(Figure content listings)
※

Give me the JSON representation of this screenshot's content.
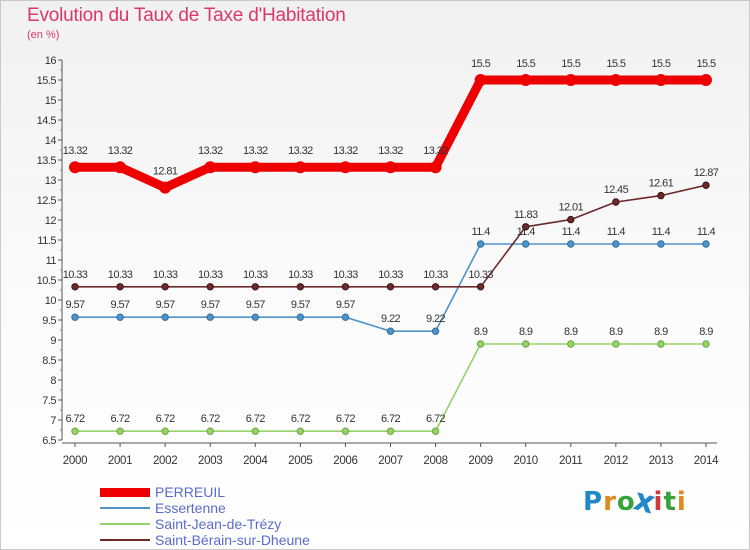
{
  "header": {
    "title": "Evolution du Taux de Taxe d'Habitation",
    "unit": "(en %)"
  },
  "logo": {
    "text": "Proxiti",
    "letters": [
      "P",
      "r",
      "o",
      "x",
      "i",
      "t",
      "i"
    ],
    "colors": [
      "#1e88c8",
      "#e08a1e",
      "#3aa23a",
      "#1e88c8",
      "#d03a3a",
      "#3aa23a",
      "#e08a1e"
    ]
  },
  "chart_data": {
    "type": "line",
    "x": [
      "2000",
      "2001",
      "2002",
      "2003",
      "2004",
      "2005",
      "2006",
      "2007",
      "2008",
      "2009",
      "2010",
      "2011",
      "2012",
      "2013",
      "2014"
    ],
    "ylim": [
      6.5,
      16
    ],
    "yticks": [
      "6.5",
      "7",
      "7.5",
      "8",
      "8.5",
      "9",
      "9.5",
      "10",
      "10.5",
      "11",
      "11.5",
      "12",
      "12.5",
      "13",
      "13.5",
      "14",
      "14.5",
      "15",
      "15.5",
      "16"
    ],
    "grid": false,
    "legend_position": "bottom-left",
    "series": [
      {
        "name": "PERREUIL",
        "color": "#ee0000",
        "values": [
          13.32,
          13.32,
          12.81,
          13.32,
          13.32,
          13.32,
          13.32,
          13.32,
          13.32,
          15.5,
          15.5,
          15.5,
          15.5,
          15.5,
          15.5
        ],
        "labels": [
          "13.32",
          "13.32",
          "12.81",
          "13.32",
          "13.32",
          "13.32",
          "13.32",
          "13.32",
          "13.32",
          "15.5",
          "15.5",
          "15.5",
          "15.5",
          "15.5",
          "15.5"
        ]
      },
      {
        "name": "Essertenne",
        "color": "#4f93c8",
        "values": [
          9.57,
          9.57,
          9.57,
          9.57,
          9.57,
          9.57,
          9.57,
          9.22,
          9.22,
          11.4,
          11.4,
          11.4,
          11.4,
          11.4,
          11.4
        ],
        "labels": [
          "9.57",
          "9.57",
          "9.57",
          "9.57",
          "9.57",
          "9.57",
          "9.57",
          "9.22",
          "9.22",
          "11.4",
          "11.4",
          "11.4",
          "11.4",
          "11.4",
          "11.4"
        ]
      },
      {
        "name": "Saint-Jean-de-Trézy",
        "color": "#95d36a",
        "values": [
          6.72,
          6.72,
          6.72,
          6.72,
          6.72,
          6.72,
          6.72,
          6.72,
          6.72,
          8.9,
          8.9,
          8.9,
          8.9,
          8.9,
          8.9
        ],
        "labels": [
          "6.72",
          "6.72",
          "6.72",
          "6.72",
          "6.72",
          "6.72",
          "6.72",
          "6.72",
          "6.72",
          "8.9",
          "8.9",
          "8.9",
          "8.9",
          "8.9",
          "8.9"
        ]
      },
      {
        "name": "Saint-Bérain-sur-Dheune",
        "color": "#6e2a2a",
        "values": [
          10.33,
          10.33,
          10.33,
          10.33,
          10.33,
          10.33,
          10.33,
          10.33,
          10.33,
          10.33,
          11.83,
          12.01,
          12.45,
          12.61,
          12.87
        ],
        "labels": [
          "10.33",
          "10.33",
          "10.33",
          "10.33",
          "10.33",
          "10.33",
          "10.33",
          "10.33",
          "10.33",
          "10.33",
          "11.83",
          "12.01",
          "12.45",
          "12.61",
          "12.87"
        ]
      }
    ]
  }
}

※

*Exercise details*.
The answer is the number of lines in the preceding material that hold "name"; write that number and nothing else.

*Task answer*.
4